**Problem:**
Please switch "row-impact-value" to "row-effect-value" everywhere it occurs in the records below, and write the records out again with nothing else changed.

**Exercise material:**
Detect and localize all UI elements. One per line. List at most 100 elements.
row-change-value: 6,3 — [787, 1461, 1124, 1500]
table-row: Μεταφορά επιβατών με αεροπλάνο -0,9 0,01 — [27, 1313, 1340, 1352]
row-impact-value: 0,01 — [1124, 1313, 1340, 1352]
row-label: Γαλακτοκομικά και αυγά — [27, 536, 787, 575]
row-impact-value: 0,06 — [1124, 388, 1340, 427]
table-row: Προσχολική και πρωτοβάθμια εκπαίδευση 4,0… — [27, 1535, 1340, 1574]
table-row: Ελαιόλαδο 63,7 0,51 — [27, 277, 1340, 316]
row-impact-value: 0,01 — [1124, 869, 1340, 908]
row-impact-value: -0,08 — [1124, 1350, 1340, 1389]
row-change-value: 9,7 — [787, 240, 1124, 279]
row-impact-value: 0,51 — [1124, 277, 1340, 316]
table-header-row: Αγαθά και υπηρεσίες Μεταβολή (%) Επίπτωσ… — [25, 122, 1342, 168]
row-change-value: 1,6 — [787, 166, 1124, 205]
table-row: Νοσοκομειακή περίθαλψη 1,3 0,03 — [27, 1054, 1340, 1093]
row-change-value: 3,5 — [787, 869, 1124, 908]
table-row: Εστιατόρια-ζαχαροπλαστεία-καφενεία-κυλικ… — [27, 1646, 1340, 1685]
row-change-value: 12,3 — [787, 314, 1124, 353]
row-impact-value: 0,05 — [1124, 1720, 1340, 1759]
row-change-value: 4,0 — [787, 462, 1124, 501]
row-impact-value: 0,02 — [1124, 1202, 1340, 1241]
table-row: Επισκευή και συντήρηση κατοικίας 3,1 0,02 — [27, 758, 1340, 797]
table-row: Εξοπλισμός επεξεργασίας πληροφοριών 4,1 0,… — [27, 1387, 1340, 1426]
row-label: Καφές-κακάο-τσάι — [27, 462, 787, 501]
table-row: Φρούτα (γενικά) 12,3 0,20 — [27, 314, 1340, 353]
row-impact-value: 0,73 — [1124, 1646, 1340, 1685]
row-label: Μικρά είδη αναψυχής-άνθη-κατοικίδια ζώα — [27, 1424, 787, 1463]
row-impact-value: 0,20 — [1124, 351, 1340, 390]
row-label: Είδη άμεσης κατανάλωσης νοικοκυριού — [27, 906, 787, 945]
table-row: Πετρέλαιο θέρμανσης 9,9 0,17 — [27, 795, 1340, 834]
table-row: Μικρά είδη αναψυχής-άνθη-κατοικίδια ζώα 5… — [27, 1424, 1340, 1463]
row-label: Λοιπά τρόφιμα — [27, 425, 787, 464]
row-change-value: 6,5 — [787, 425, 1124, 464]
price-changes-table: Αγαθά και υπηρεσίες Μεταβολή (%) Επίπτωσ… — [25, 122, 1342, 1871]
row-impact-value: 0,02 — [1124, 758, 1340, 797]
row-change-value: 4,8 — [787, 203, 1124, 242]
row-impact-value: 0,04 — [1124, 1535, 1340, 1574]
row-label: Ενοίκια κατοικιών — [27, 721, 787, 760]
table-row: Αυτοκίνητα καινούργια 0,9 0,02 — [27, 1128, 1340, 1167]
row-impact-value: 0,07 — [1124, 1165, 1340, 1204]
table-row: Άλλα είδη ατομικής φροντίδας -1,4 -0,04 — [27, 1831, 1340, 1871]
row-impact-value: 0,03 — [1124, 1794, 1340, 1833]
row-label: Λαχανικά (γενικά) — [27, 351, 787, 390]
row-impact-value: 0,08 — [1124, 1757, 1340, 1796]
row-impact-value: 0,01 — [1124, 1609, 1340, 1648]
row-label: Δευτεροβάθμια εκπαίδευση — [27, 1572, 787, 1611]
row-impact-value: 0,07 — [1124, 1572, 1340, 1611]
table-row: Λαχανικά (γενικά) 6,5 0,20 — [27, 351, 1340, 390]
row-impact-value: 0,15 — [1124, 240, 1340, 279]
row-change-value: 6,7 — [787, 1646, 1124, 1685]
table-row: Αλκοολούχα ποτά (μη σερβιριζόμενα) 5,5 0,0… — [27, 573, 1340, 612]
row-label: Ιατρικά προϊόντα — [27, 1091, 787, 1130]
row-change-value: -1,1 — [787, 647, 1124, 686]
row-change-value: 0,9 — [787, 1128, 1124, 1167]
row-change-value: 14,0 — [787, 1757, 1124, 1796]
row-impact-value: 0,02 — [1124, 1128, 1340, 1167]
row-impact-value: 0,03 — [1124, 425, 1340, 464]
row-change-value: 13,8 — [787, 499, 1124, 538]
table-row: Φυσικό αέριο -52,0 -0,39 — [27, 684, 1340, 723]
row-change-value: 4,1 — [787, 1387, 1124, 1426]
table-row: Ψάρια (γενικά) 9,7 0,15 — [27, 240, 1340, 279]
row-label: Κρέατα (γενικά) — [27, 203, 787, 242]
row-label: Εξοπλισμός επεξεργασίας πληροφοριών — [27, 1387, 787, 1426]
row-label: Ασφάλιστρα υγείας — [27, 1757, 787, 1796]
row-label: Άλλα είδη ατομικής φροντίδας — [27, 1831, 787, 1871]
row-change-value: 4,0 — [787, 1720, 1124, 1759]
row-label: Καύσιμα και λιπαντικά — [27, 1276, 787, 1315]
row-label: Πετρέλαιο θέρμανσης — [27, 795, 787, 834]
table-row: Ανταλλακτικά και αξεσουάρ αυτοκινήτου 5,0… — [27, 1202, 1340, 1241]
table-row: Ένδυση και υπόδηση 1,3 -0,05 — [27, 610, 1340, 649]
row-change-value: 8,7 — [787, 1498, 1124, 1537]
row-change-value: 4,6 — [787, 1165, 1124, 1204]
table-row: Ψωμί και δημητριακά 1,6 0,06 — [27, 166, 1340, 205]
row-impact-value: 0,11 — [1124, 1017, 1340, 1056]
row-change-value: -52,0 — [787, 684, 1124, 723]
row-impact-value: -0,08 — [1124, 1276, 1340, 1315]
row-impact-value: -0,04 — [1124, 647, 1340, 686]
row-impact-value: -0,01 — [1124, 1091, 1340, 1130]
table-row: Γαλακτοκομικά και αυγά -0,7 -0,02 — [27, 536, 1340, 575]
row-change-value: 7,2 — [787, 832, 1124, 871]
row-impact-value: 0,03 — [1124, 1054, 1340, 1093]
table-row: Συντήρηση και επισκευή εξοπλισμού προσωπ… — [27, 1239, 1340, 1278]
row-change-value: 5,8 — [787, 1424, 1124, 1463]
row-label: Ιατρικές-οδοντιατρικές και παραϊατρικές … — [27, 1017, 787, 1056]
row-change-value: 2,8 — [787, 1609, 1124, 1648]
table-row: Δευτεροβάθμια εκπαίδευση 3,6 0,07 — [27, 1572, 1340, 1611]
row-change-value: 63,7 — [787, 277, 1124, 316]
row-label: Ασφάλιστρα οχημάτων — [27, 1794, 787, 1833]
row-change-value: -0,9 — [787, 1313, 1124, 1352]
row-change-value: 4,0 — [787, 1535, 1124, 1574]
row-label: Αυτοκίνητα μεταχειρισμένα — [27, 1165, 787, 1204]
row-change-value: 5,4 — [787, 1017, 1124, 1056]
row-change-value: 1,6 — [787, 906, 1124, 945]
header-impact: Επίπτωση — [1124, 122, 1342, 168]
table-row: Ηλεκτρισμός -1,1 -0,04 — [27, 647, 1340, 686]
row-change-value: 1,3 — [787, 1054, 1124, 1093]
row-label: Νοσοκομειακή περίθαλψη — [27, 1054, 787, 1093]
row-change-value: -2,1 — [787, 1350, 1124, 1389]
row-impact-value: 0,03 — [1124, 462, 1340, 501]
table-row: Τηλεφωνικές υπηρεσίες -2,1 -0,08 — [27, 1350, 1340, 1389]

**Full answer:**
Detect and localize all UI elements. One per line. List at most 100 elements.
row-change-value: 6,3 — [787, 1461, 1124, 1500]
table-row: Μεταφορά επιβατών με αεροπλάνο -0,9 0,01 — [27, 1313, 1340, 1352]
row-effect-value: 0,01 — [1124, 1313, 1340, 1352]
row-label: Γαλακτοκομικά και αυγά — [27, 536, 787, 575]
row-effect-value: 0,06 — [1124, 388, 1340, 427]
table-row: Προσχολική και πρωτοβάθμια εκπαίδευση 4,0… — [27, 1535, 1340, 1574]
table-row: Ελαιόλαδο 63,7 0,51 — [27, 277, 1340, 316]
row-effect-value: 0,01 — [1124, 869, 1340, 908]
row-effect-value: -0,08 — [1124, 1350, 1340, 1389]
row-change-value: 9,7 — [787, 240, 1124, 279]
row-effect-value: 0,51 — [1124, 277, 1340, 316]
table-header-row: Αγαθά και υπηρεσίες Μεταβολή (%) Επίπτωσ… — [25, 122, 1342, 168]
row-change-value: 1,6 — [787, 166, 1124, 205]
table-row: Νοσοκομειακή περίθαλψη 1,3 0,03 — [27, 1054, 1340, 1093]
row-change-value: 3,5 — [787, 869, 1124, 908]
table-row: Εστιατόρια-ζαχαροπλαστεία-καφενεία-κυλικ… — [27, 1646, 1340, 1685]
row-change-value: 12,3 — [787, 314, 1124, 353]
row-effect-value: 0,05 — [1124, 1720, 1340, 1759]
row-change-value: 4,0 — [787, 462, 1124, 501]
row-effect-value: 0,02 — [1124, 1202, 1340, 1241]
table-row: Επισκευή και συντήρηση κατοικίας 3,1 0,02 — [27, 758, 1340, 797]
table-row: Εξοπλισμός επεξεργασίας πληροφοριών 4,1 0,… — [27, 1387, 1340, 1426]
row-label: Καφές-κακάο-τσάι — [27, 462, 787, 501]
table-row: Φρούτα (γενικά) 12,3 0,20 — [27, 314, 1340, 353]
row-effect-value: 0,73 — [1124, 1646, 1340, 1685]
row-label: Μικρά είδη αναψυχής-άνθη-κατοικίδια ζώα — [27, 1424, 787, 1463]
row-effect-value: 0,20 — [1124, 351, 1340, 390]
row-label: Είδη άμεσης κατανάλωσης νοικοκυριού — [27, 906, 787, 945]
table-row: Πετρέλαιο θέρμανσης 9,9 0,17 — [27, 795, 1340, 834]
table-row: Μικρά είδη αναψυχής-άνθη-κατοικίδια ζώα 5… — [27, 1424, 1340, 1463]
row-label: Λοιπά τρόφιμα — [27, 425, 787, 464]
row-change-value: 6,5 — [787, 425, 1124, 464]
price-changes-table: Αγαθά και υπηρεσίες Μεταβολή (%) Επίπτωσ… — [25, 122, 1342, 1871]
row-effect-value: 0,02 — [1124, 758, 1340, 797]
row-change-value: 4,8 — [787, 203, 1124, 242]
row-effect-value: 0,04 — [1124, 1535, 1340, 1574]
row-label: Ενοίκια κατοικιών — [27, 721, 787, 760]
table-row: Αυτοκίνητα καινούργια 0,9 0,02 — [27, 1128, 1340, 1167]
row-effect-value: 0,07 — [1124, 1165, 1340, 1204]
table-row: Άλλα είδη ατομικής φροντίδας -1,4 -0,04 — [27, 1831, 1340, 1871]
row-effect-value: 0,03 — [1124, 1794, 1340, 1833]
row-label: Λαχανικά (γενικά) — [27, 351, 787, 390]
row-effect-value: 0,08 — [1124, 1757, 1340, 1796]
row-effect-value: 0,01 — [1124, 1609, 1340, 1648]
row-label: Δευτεροβάθμια εκπαίδευση — [27, 1572, 787, 1611]
row-effect-value: 0,07 — [1124, 1572, 1340, 1611]
table-row: Λαχανικά (γενικά) 6,5 0,20 — [27, 351, 1340, 390]
row-effect-value: 0,15 — [1124, 240, 1340, 279]
row-change-value: 6,7 — [787, 1646, 1124, 1685]
table-row: Αλκοολούχα ποτά (μη σερβιριζόμενα) 5,5 0,0… — [27, 573, 1340, 612]
row-label: Ιατρικά προϊόντα — [27, 1091, 787, 1130]
row-change-value: -1,1 — [787, 647, 1124, 686]
row-change-value: 0,9 — [787, 1128, 1124, 1167]
row-change-value: 14,0 — [787, 1757, 1124, 1796]
row-effect-value: 0,02 — [1124, 1128, 1340, 1167]
row-effect-value: 0,03 — [1124, 425, 1340, 464]
row-change-value: 13,8 — [787, 499, 1124, 538]
table-row: Φυσικό αέριο -52,0 -0,39 — [27, 684, 1340, 723]
row-change-value: 4,1 — [787, 1387, 1124, 1426]
table-row: Ψάρια (γενικά) 9,7 0,15 — [27, 240, 1340, 279]
row-label: Κρέατα (γενικά) — [27, 203, 787, 242]
row-label: Εξοπλισμός επεξεργασίας πληροφοριών — [27, 1387, 787, 1426]
row-label: Ασφάλιστρα υγείας — [27, 1757, 787, 1796]
row-label: Άλλα είδη ατομικής φροντίδας — [27, 1831, 787, 1871]
row-change-value: 4,0 — [787, 1720, 1124, 1759]
row-label: Καύσιμα και λιπαντικά — [27, 1276, 787, 1315]
row-label: Πετρέλαιο θέρμανσης — [27, 795, 787, 834]
table-row: Ανταλλακτικά και αξεσουάρ αυτοκινήτου 5,0… — [27, 1202, 1340, 1241]
table-row: Ένδυση και υπόδηση 1,3 -0,05 — [27, 610, 1340, 649]
row-change-value: 8,7 — [787, 1498, 1124, 1537]
row-change-value: 4,6 — [787, 1165, 1124, 1204]
table-row: Ψωμί και δημητριακά 1,6 0,06 — [27, 166, 1340, 205]
row-effect-value: 0,11 — [1124, 1017, 1340, 1056]
row-change-value: -52,0 — [787, 684, 1124, 723]
row-effect-value: -0,08 — [1124, 1276, 1340, 1315]
row-effect-value: -0,04 — [1124, 647, 1340, 686]
row-effect-value: -0,01 — [1124, 1091, 1340, 1130]
table-row: Γαλακτοκομικά και αυγά -0,7 -0,02 — [27, 536, 1340, 575]
row-change-value: 7,2 — [787, 832, 1124, 871]
row-effect-value: 0,03 — [1124, 1054, 1340, 1093]
table-row: Συντήρηση και επισκευή εξοπλισμού προσωπ… — [27, 1239, 1340, 1278]
row-change-value: 5,8 — [787, 1424, 1124, 1463]
row-label: Ιατρικές-οδοντιατρικές και παραϊατρικές … — [27, 1017, 787, 1056]
row-change-value: 2,8 — [787, 1609, 1124, 1648]
table-row: Δευτεροβάθμια εκπαίδευση 3,6 0,07 — [27, 1572, 1340, 1611]
row-change-value: 63,7 — [787, 277, 1124, 316]
row-label: Ασφάλιστρα οχημάτων — [27, 1794, 787, 1833]
row-change-value: -0,9 — [787, 1313, 1124, 1352]
row-change-value: 4,0 — [787, 1535, 1124, 1574]
row-label: Αυτοκίνητα μεταχειρισμένα — [27, 1165, 787, 1204]
row-change-value: 5,4 — [787, 1017, 1124, 1056]
row-change-value: 1,6 — [787, 906, 1124, 945]
header-impact: Επίπτωση — [1124, 122, 1342, 168]
table-row: Ηλεκτρισμός -1,1 -0,04 — [27, 647, 1340, 686]
row-change-value: 1,3 — [787, 1054, 1124, 1093]
row-label: Νοσοκομειακή περίθαλψη — [27, 1054, 787, 1093]
row-change-value: -2,1 — [787, 1350, 1124, 1389]
row-effect-value: 0,03 — [1124, 462, 1340, 501]
table-row: Τηλεφωνικές υπηρεσίες -2,1 -0,08 — [27, 1350, 1340, 1389]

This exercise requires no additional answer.